_WRITTEN INSTRUCTION_: Write out the full set of records exactly. Any pictures in them do not belong in the copy.

_INFORMATION GIVEN_:
** BEGIN **
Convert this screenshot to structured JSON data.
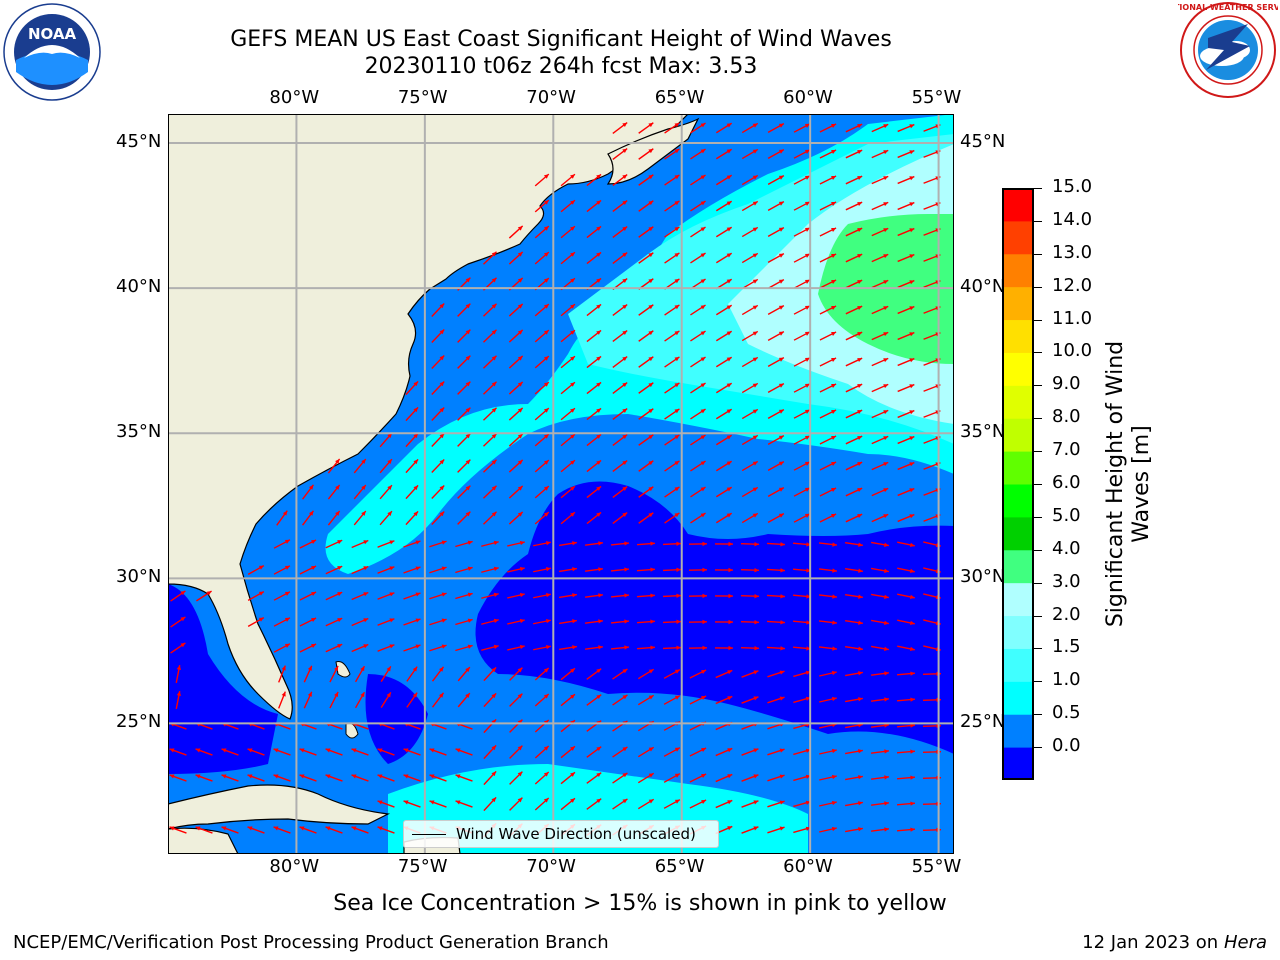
{
  "header": {
    "title_line1": "GEFS MEAN US East Coast Significant Height of Wind Waves",
    "title_line2": "20230110 t06z 264h fcst   Max: 3.53"
  },
  "logos": {
    "left": {
      "name": "noaa-logo",
      "text": "NOAA",
      "ring": "NATIONAL OCEANIC AND ATMOSPHERIC ADMINISTRATION · U.S. DEPARTMENT OF COMMERCE"
    },
    "right": {
      "name": "nws-logo",
      "ring": "NATIONAL WEATHER SERVICE"
    }
  },
  "map": {
    "lon_labels": [
      "80°W",
      "75°W",
      "70°W",
      "65°W",
      "60°W",
      "55°W"
    ],
    "lat_labels": [
      "45°N",
      "40°N",
      "35°N",
      "30°N",
      "25°N"
    ],
    "lon_range": [
      -85,
      -54.4
    ],
    "lat_range": [
      20.5,
      46
    ],
    "legend_label": "Wind Wave Direction (unscaled)",
    "arrow_color": "#ff0000",
    "land_color": "#efefdc"
  },
  "colorbar": {
    "title": "Significant Height of Wind Waves [m]",
    "labels": [
      "15.0",
      "14.0",
      "13.0",
      "12.0",
      "11.0",
      "10.0",
      "9.0",
      "8.0",
      "7.0",
      "6.0",
      "5.0",
      "4.0",
      "3.0",
      "2.0",
      "1.5",
      "1.0",
      "0.5",
      "0.0"
    ],
    "colors_bottom_up": [
      "#0000ff",
      "#0080ff",
      "#00ffff",
      "#40ffff",
      "#80ffff",
      "#b0ffff",
      "#40ff80",
      "#00d000",
      "#00ff00",
      "#60ff00",
      "#c0ff00",
      "#e0ff00",
      "#ffff00",
      "#ffe000",
      "#ffb000",
      "#ff8000",
      "#ff4000",
      "#ff0000"
    ]
  },
  "footer": {
    "note": "Sea Ice Concentration > 15% is shown in pink to yellow",
    "credit": "NCEP/EMC/Verification Post Processing Product Generation Branch",
    "date": "12 Jan 2023 on ",
    "machine": "Hera"
  }
}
** END **
_EXERCISE RESPONSE_:
Convert this screenshot to structured JSON data.
{
  "header": {
    "title_line1": "GEFS MEAN US East Coast Significant Height of Wind Waves",
    "title_line2": "20230110 t06z 264h fcst   Max: 3.53"
  },
  "logos": {
    "left": {
      "name": "noaa-logo",
      "text": "NOAA",
      "ring": "NATIONAL OCEANIC AND ATMOSPHERIC ADMINISTRATION · U.S. DEPARTMENT OF COMMERCE"
    },
    "right": {
      "name": "nws-logo",
      "ring": "NATIONAL WEATHER SERVICE"
    }
  },
  "map": {
    "lon_labels": [
      "80°W",
      "75°W",
      "70°W",
      "65°W",
      "60°W",
      "55°W"
    ],
    "lat_labels": [
      "45°N",
      "40°N",
      "35°N",
      "30°N",
      "25°N"
    ],
    "lon_range": [
      -85,
      -54.4
    ],
    "lat_range": [
      20.5,
      46
    ],
    "legend_label": "Wind Wave Direction (unscaled)",
    "arrow_color": "#ff0000",
    "land_color": "#efefdc"
  },
  "colorbar": {
    "title": "Significant Height of Wind Waves [m]",
    "labels": [
      "15.0",
      "14.0",
      "13.0",
      "12.0",
      "11.0",
      "10.0",
      "9.0",
      "8.0",
      "7.0",
      "6.0",
      "5.0",
      "4.0",
      "3.0",
      "2.0",
      "1.5",
      "1.0",
      "0.5",
      "0.0"
    ],
    "colors_bottom_up": [
      "#0000ff",
      "#0080ff",
      "#00ffff",
      "#40ffff",
      "#80ffff",
      "#b0ffff",
      "#40ff80",
      "#00d000",
      "#00ff00",
      "#60ff00",
      "#c0ff00",
      "#e0ff00",
      "#ffff00",
      "#ffe000",
      "#ffb000",
      "#ff8000",
      "#ff4000",
      "#ff0000"
    ]
  },
  "footer": {
    "note": "Sea Ice Concentration > 15% is shown in pink to yellow",
    "credit": "NCEP/EMC/Verification Post Processing Product Generation Branch",
    "date": "12 Jan 2023 on ",
    "machine": "Hera"
  }
}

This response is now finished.